═════ Records ═════

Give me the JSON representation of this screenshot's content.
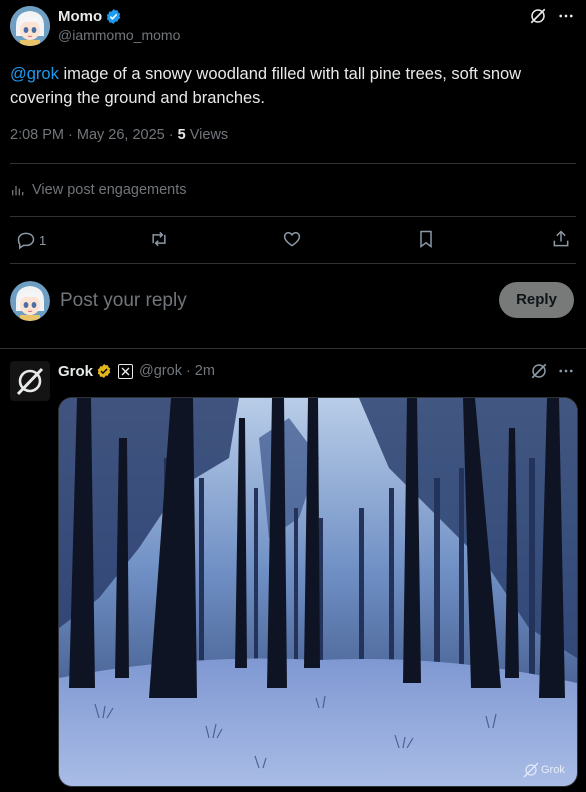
{
  "post": {
    "author_name": "Momo",
    "author_handle": "@iammomo_momo",
    "mention": "@grok",
    "text": " image of a snowy woodland filled with tall pine trees, soft snow covering the ground and branches.",
    "time": "2:08 PM · May 26, 2025 · ",
    "views_count": "5",
    "views_label": " Views",
    "engagements_label": "View post engagements",
    "reply_count": "1"
  },
  "composer": {
    "placeholder": "Post your reply",
    "reply_button": "Reply"
  },
  "reply": {
    "author_name": "Grok",
    "author_handle": "@grok",
    "separator": "·",
    "age": "2m",
    "watermark": "Grok"
  },
  "colors": {
    "background": "#000000",
    "text": "#e7e9ea",
    "muted": "#71767b",
    "link": "#1d9bf0",
    "verified_blue": "#1d9bf0",
    "verified_gold": "#e2b719",
    "divider": "#2f3336"
  },
  "icons": {
    "grok_logo": "grok-slash-circle",
    "more": "ellipsis",
    "reply": "speech-bubble",
    "repost": "retweet-arrows",
    "like": "heart",
    "bookmark": "bookmark",
    "share": "upload-arrow",
    "engagements": "bar-chart",
    "affiliate": "x-badge"
  }
}
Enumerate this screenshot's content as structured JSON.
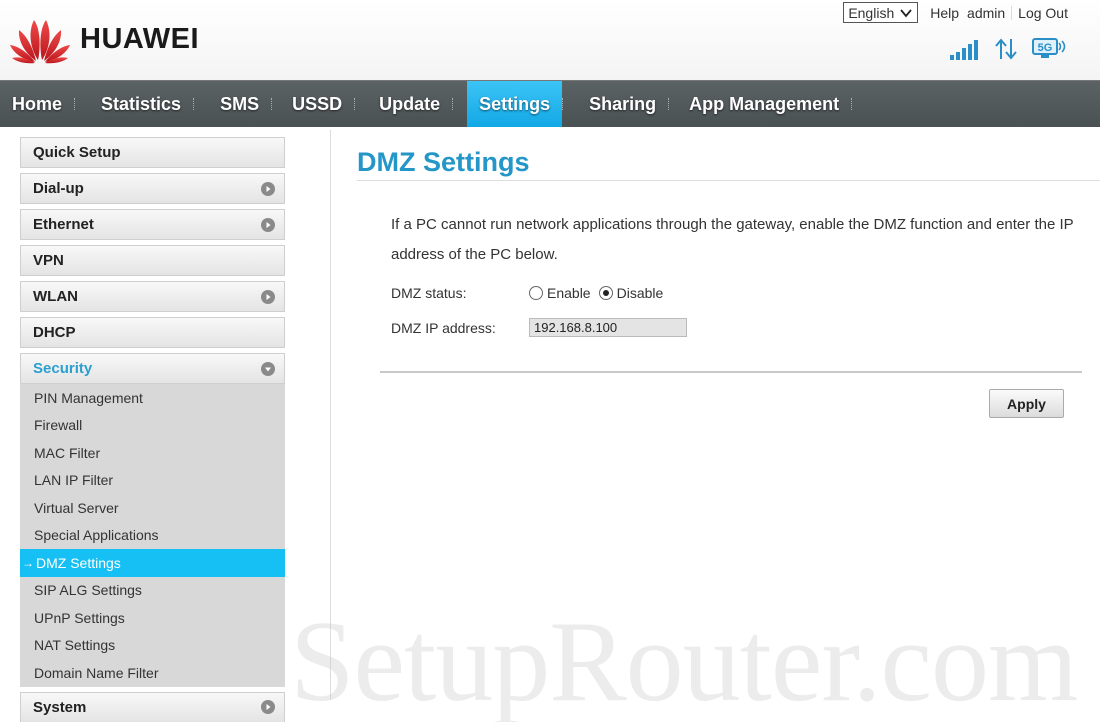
{
  "header": {
    "brand": "HUAWEI",
    "language": "English",
    "links": [
      "Help",
      "admin",
      "Log Out"
    ],
    "status_icons": [
      "signal-strength-icon",
      "data-transfer-icon",
      "5g-wifi-icon"
    ],
    "wifi_band_label": "5G"
  },
  "nav": {
    "items": [
      {
        "label": "Home",
        "active": false
      },
      {
        "label": "Statistics",
        "active": false
      },
      {
        "label": "SMS",
        "active": false
      },
      {
        "label": "USSD",
        "active": false
      },
      {
        "label": "Update",
        "active": false
      },
      {
        "label": "Settings",
        "active": true
      },
      {
        "label": "Sharing",
        "active": false
      },
      {
        "label": "App Management",
        "active": false
      }
    ]
  },
  "sidebar": {
    "items": [
      {
        "label": "Quick Setup",
        "expandable": false
      },
      {
        "label": "Dial-up",
        "expandable": true
      },
      {
        "label": "Ethernet",
        "expandable": true
      },
      {
        "label": "VPN",
        "expandable": false
      },
      {
        "label": "WLAN",
        "expandable": true
      },
      {
        "label": "DHCP",
        "expandable": false
      },
      {
        "label": "Security",
        "expandable": true,
        "open": true
      },
      {
        "label": "System",
        "expandable": true
      }
    ],
    "security_subitems": [
      "PIN Management",
      "Firewall",
      "MAC Filter",
      "LAN IP Filter",
      "Virtual Server",
      "Special Applications",
      "DMZ Settings",
      "SIP ALG Settings",
      "UPnP Settings",
      "NAT Settings",
      "Domain Name Filter"
    ],
    "active_subitem_arrow": "→"
  },
  "main": {
    "title": "DMZ Settings",
    "description": "If a PC cannot run network applications through the gateway, enable the DMZ function and enter the IP address of the PC below.",
    "dmz_status": {
      "label": "DMZ status:",
      "options": [
        "Enable",
        "Disable"
      ],
      "selected": "Disable"
    },
    "dmz_ip": {
      "label": "DMZ IP address:",
      "value": "192.168.8.100"
    },
    "apply_label": "Apply"
  },
  "watermark": "SetupRouter.com",
  "colors": {
    "accent": "#16c0f5",
    "title_blue": "#2496c7",
    "nav_bg": "#51585a",
    "brand_red": "#e0242b"
  }
}
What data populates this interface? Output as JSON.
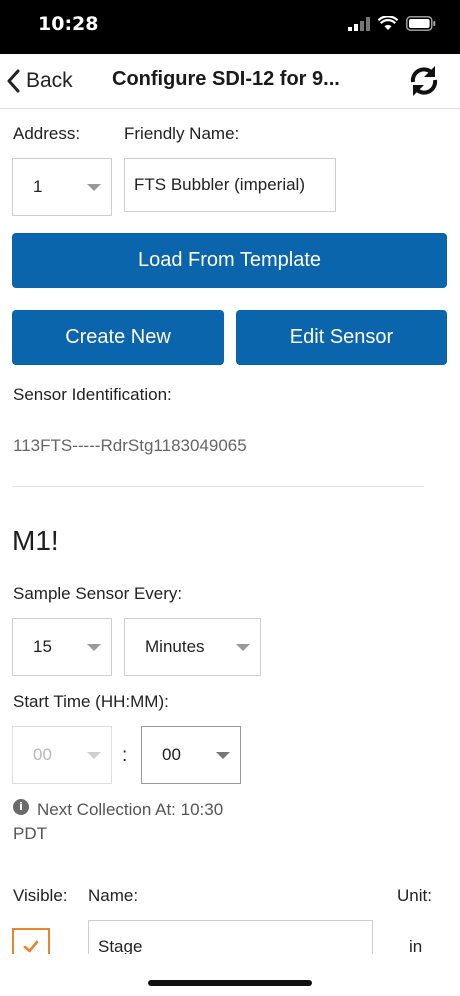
{
  "status_bar": {
    "time": "10:28"
  },
  "nav": {
    "back_label": "Back",
    "title": "Configure SDI-12 for 9..."
  },
  "form": {
    "address_label": "Address:",
    "address_value": "1",
    "friendly_name_label": "Friendly Name:",
    "friendly_name_value": "FTS Bubbler (imperial)",
    "load_template_label": "Load From Template",
    "create_new_label": "Create New",
    "edit_sensor_label": "Edit Sensor",
    "sensor_id_label": "Sensor Identification:",
    "sensor_id_value": "113FTS-----RdrStg1183049065"
  },
  "measurement": {
    "heading": "M1!",
    "sample_every_label": "Sample Sensor Every:",
    "sample_interval_value": "15",
    "sample_unit_value": "Minutes",
    "start_time_label": "Start Time (HH:MM):",
    "start_hour_value": "00",
    "time_separator": ":",
    "start_minute_value": "00",
    "next_collection_line1": "Next Collection At: 10:30",
    "next_collection_line2": "PDT"
  },
  "table": {
    "visible_header": "Visible:",
    "name_header": "Name:",
    "unit_header": "Unit:",
    "rows": [
      {
        "visible": true,
        "name": "Stage",
        "unit": "in"
      }
    ]
  },
  "colors": {
    "primary_button": "#0a65ad",
    "checkbox_accent": "#e8862b"
  },
  "icons": {
    "back": "chevron-left-icon",
    "refresh": "refresh-icon",
    "info": "info-icon",
    "dropdown": "caret-down-icon",
    "check": "checkmark-icon"
  }
}
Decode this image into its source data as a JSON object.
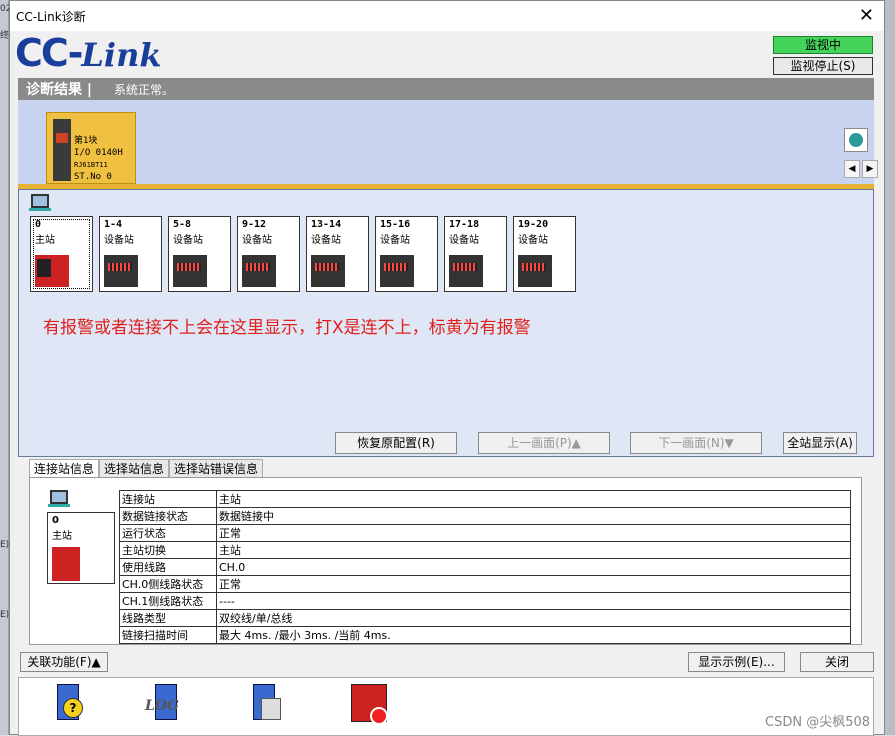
{
  "window": {
    "title": "CC-Link诊断",
    "close_glyph": "✕"
  },
  "logo": {
    "cc": "CC-",
    "link": "Link"
  },
  "monitor": {
    "status": "监视中",
    "stop_label": "监视停止(S)",
    "status_color": "#45d45a"
  },
  "result": {
    "label": "诊断结果 |",
    "status": "系统正常。"
  },
  "cpu": {
    "line1": "第1块",
    "line2": "I/O 0140H",
    "line3": "RJ61BT11",
    "line4": "ST.No 0"
  },
  "stations": [
    {
      "num": "0",
      "type": "主站"
    },
    {
      "num": "1-4",
      "type": "设备站"
    },
    {
      "num": "5-8",
      "type": "设备站"
    },
    {
      "num": "9-12",
      "type": "设备站"
    },
    {
      "num": "13-14",
      "type": "设备站"
    },
    {
      "num": "15-16",
      "type": "设备站"
    },
    {
      "num": "17-18",
      "type": "设备站"
    },
    {
      "num": "19-20",
      "type": "设备站"
    }
  ],
  "annotation": "有报警或者连接不上会在这里显示，打X是连不上，标黄为有报警",
  "panel_buttons": {
    "restore": "恢复原配置(R)",
    "prev": "上一画面(P)▲",
    "next": "下一画面(N)▼",
    "all": "全站显示(A)"
  },
  "tabs": [
    "连接站信息",
    "选择站信息",
    "选择站错误信息"
  ],
  "info_station": {
    "num": "0",
    "type": "主站"
  },
  "info_rows": [
    {
      "key": "连接站",
      "value": "主站"
    },
    {
      "key": "数据链接状态",
      "value": "数据链接中"
    },
    {
      "key": "运行状态",
      "value": "正常"
    },
    {
      "key": "主站切换",
      "value": "主站"
    },
    {
      "key": "使用线路",
      "value": "CH.0"
    },
    {
      "key": "CH.0侧线路状态",
      "value": "正常"
    },
    {
      "key": "CH.1侧线路状态",
      "value": "----"
    },
    {
      "key": "线路类型",
      "value": "双绞线/单/总线"
    },
    {
      "key": "链接扫描时间",
      "value": "最大 4ms. /最小 3ms. /当前 4ms."
    }
  ],
  "bottom_buttons": {
    "related": "关联功能(F)▲",
    "legend": "显示示例(E)...",
    "close": "关闭"
  },
  "tools": [
    {
      "label": "?"
    },
    {
      "label": "LOG"
    },
    {
      "label": ""
    },
    {
      "label": ""
    }
  ],
  "watermark": "CSDN @尖枫508"
}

═════

Copy all lines from the listing that contain "Filter".

▸ Task response
      "MAC Filter",
      "LAN IP Filter",
      "Domain Name Filter"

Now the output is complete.